Carry none of the pictures over; write out the complete data exactly.

#### Dataset excerpts:
┏━━
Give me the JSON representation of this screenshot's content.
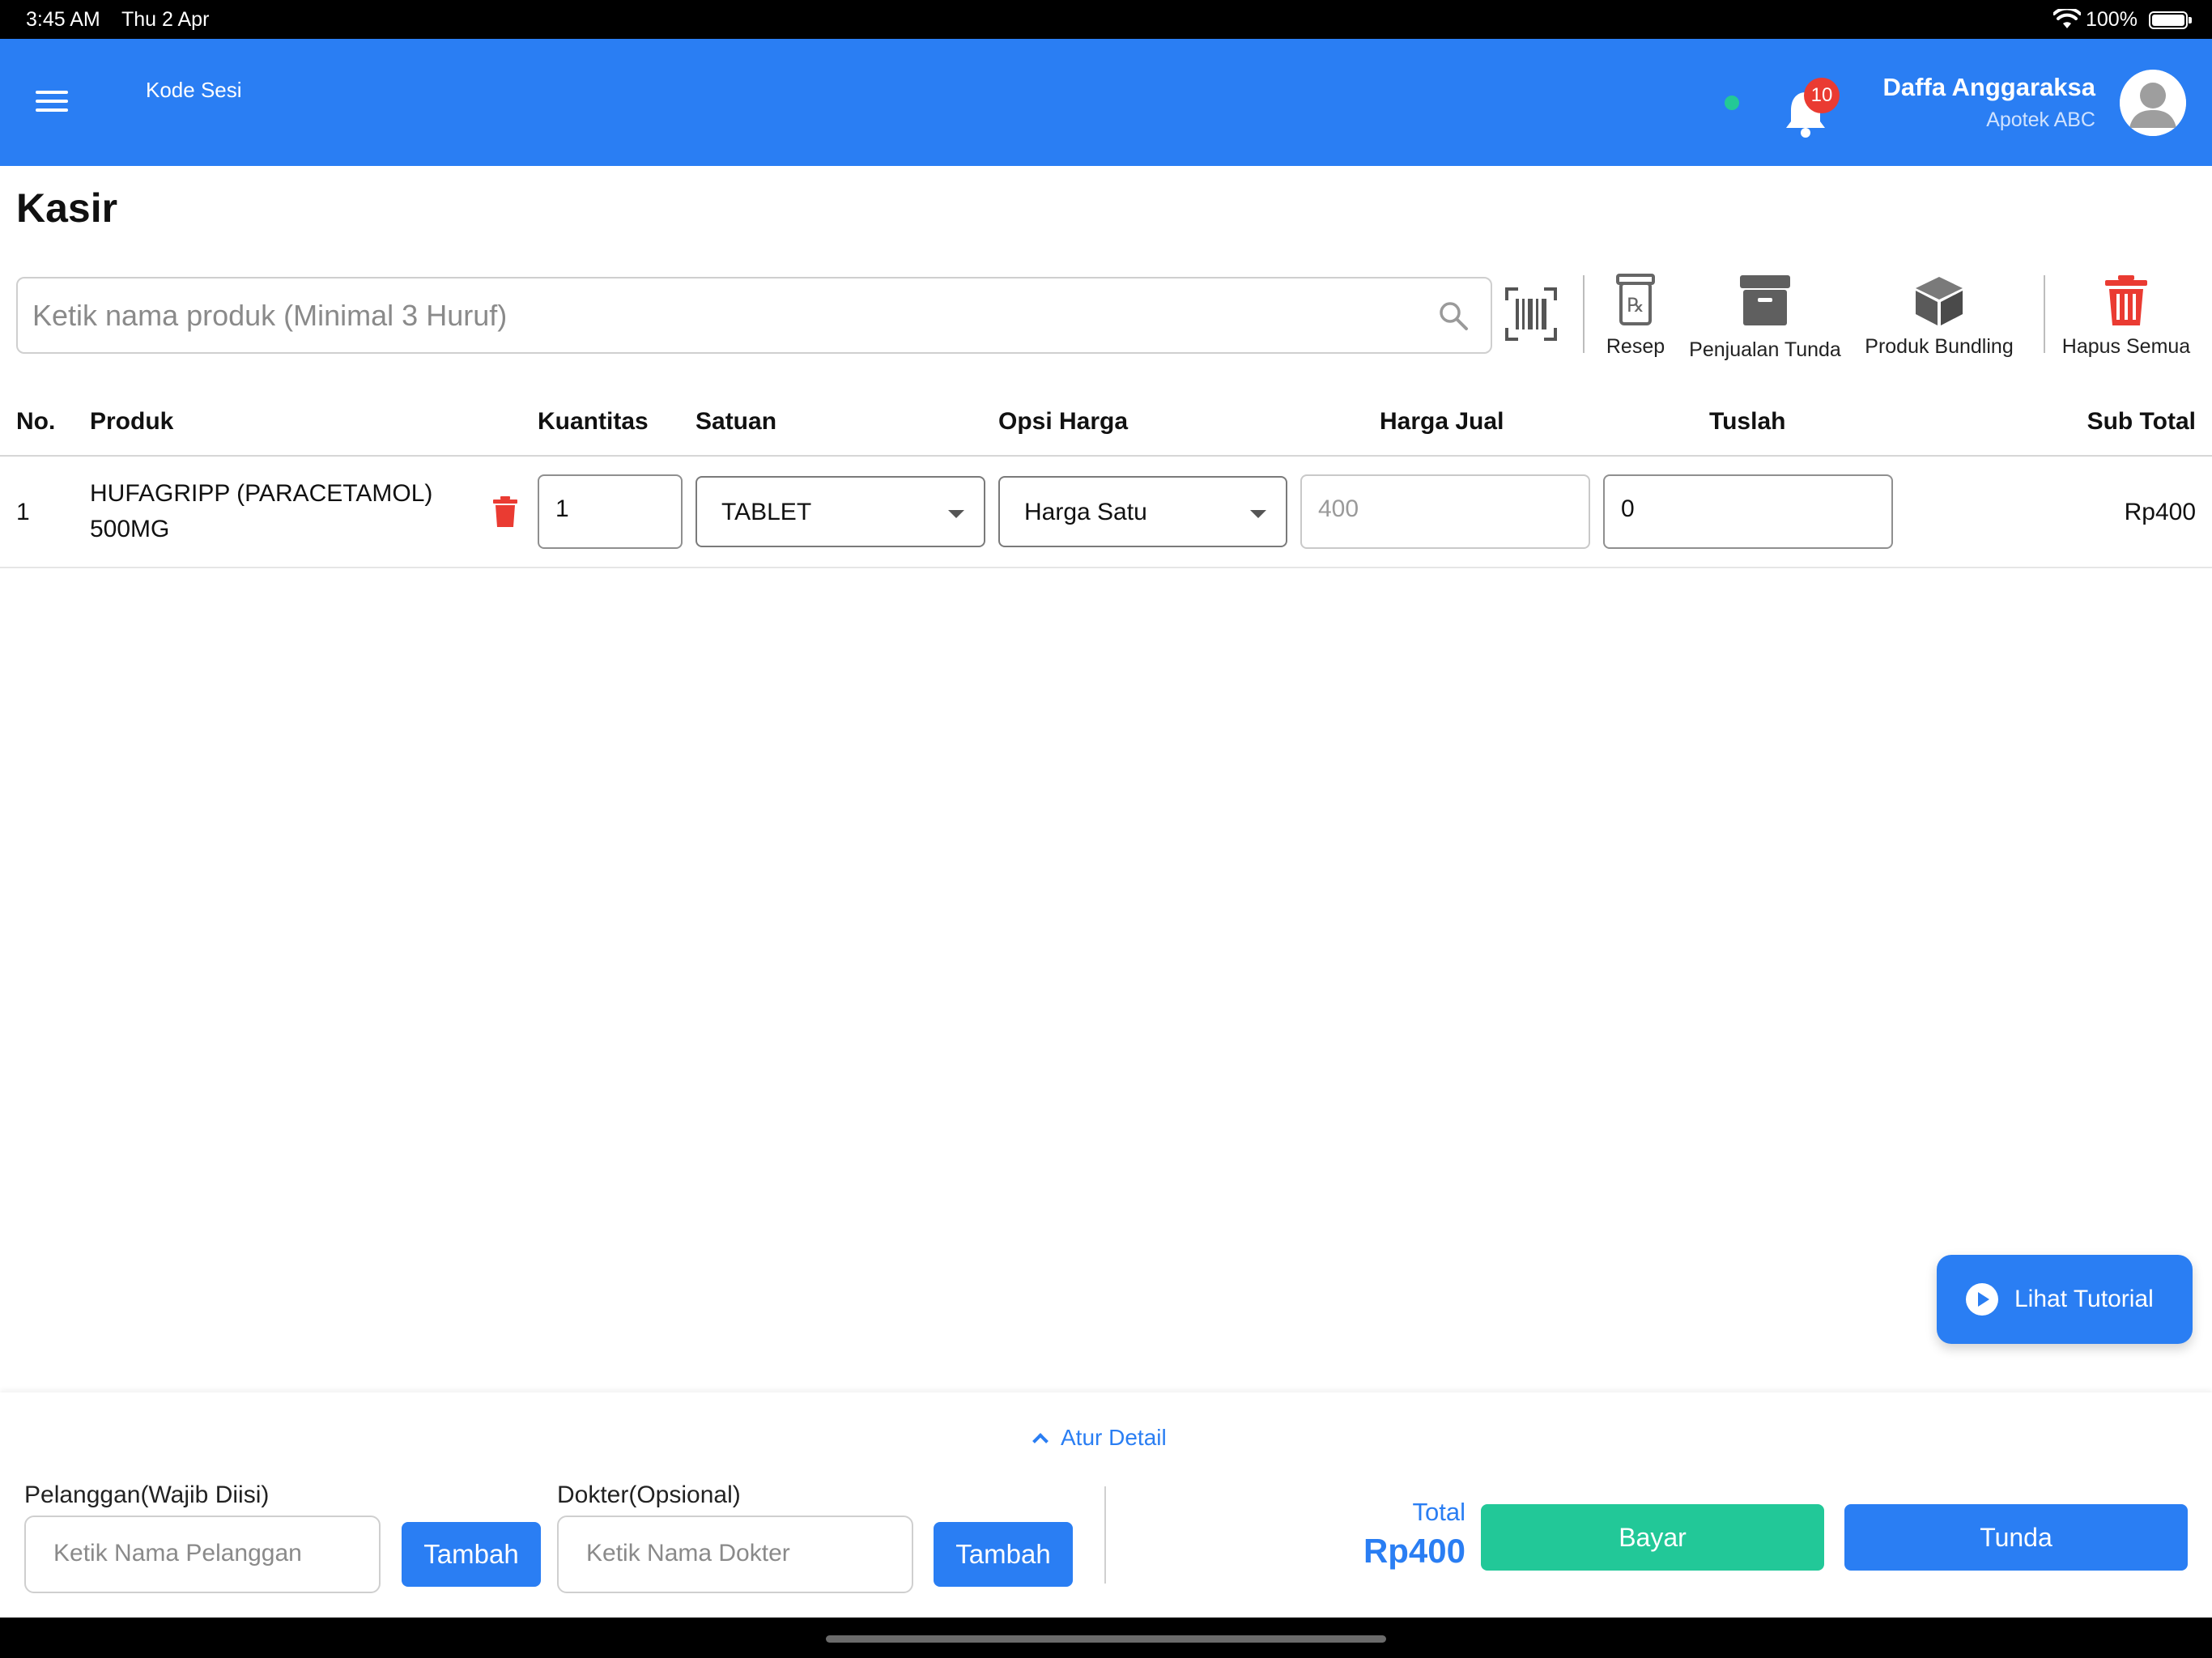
{
  "status_bar": {
    "time": "3:45 AM",
    "date": "Thu 2 Apr",
    "battery": "100%"
  },
  "app_bar": {
    "session_label": "Kode Sesi",
    "notification_count": "10",
    "user_name": "Daffa Anggaraksa",
    "store_name": "Apotek ABC",
    "colors": {
      "primary": "#2a7ef3",
      "online": "#23c996",
      "badge": "#ea3b32"
    }
  },
  "page": {
    "title": "Kasir"
  },
  "search": {
    "placeholder": "Ketik nama produk (Minimal 3 Huruf)",
    "value": ""
  },
  "toolbar": {
    "resep": "Resep",
    "penjualan_tunda": "Penjualan Tunda",
    "produk_bundling": "Produk Bundling",
    "hapus_semua": "Hapus Semua"
  },
  "table": {
    "headers": {
      "no": "No.",
      "produk": "Produk",
      "kuantitas": "Kuantitas",
      "satuan": "Satuan",
      "opsi_harga": "Opsi Harga",
      "harga_jual": "Harga Jual",
      "tuslah": "Tuslah",
      "sub_total": "Sub Total"
    },
    "rows": [
      {
        "no": "1",
        "produk_line1": "HUFAGRIPP (PARACETAMOL)",
        "produk_line2": "500MG",
        "kuantitas": "1",
        "satuan": "TABLET",
        "opsi_harga": "Harga Satu",
        "harga_jual": "400",
        "tuslah": "0",
        "sub_total": "Rp400"
      }
    ]
  },
  "tutorial_button": "Lihat Tutorial",
  "bottom": {
    "atur_detail": "Atur Detail",
    "pelanggan_label": "Pelanggan(Wajib Diisi)",
    "pelanggan_placeholder": "Ketik Nama Pelanggan",
    "dokter_label": "Dokter(Opsional)",
    "dokter_placeholder": "Ketik Nama Dokter",
    "tambah": "Tambah",
    "total_label": "Total",
    "total_value": "Rp400",
    "bayar": "Bayar",
    "tunda": "Tunda",
    "colors": {
      "bayar": "#22c898",
      "tunda": "#2a7ef3"
    }
  }
}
┗━━
#### Task output:
Give me the JSON representation of this screenshot's content.
{
  "status_bar": {
    "time": "3:45 AM",
    "date": "Thu 2 Apr",
    "battery": "100%"
  },
  "app_bar": {
    "session_label": "Kode Sesi",
    "notification_count": "10",
    "user_name": "Daffa Anggaraksa",
    "store_name": "Apotek ABC",
    "colors": {
      "primary": "#2a7ef3",
      "online": "#23c996",
      "badge": "#ea3b32"
    }
  },
  "page": {
    "title": "Kasir"
  },
  "search": {
    "placeholder": "Ketik nama produk (Minimal 3 Huruf)",
    "value": ""
  },
  "toolbar": {
    "resep": "Resep",
    "penjualan_tunda": "Penjualan Tunda",
    "produk_bundling": "Produk Bundling",
    "hapus_semua": "Hapus Semua"
  },
  "table": {
    "headers": {
      "no": "No.",
      "produk": "Produk",
      "kuantitas": "Kuantitas",
      "satuan": "Satuan",
      "opsi_harga": "Opsi Harga",
      "harga_jual": "Harga Jual",
      "tuslah": "Tuslah",
      "sub_total": "Sub Total"
    },
    "rows": [
      {
        "no": "1",
        "produk_line1": "HUFAGRIPP (PARACETAMOL)",
        "produk_line2": "500MG",
        "kuantitas": "1",
        "satuan": "TABLET",
        "opsi_harga": "Harga Satu",
        "harga_jual": "400",
        "tuslah": "0",
        "sub_total": "Rp400"
      }
    ]
  },
  "tutorial_button": "Lihat Tutorial",
  "bottom": {
    "atur_detail": "Atur Detail",
    "pelanggan_label": "Pelanggan(Wajib Diisi)",
    "pelanggan_placeholder": "Ketik Nama Pelanggan",
    "dokter_label": "Dokter(Opsional)",
    "dokter_placeholder": "Ketik Nama Dokter",
    "tambah": "Tambah",
    "total_label": "Total",
    "total_value": "Rp400",
    "bayar": "Bayar",
    "tunda": "Tunda",
    "colors": {
      "bayar": "#22c898",
      "tunda": "#2a7ef3"
    }
  }
}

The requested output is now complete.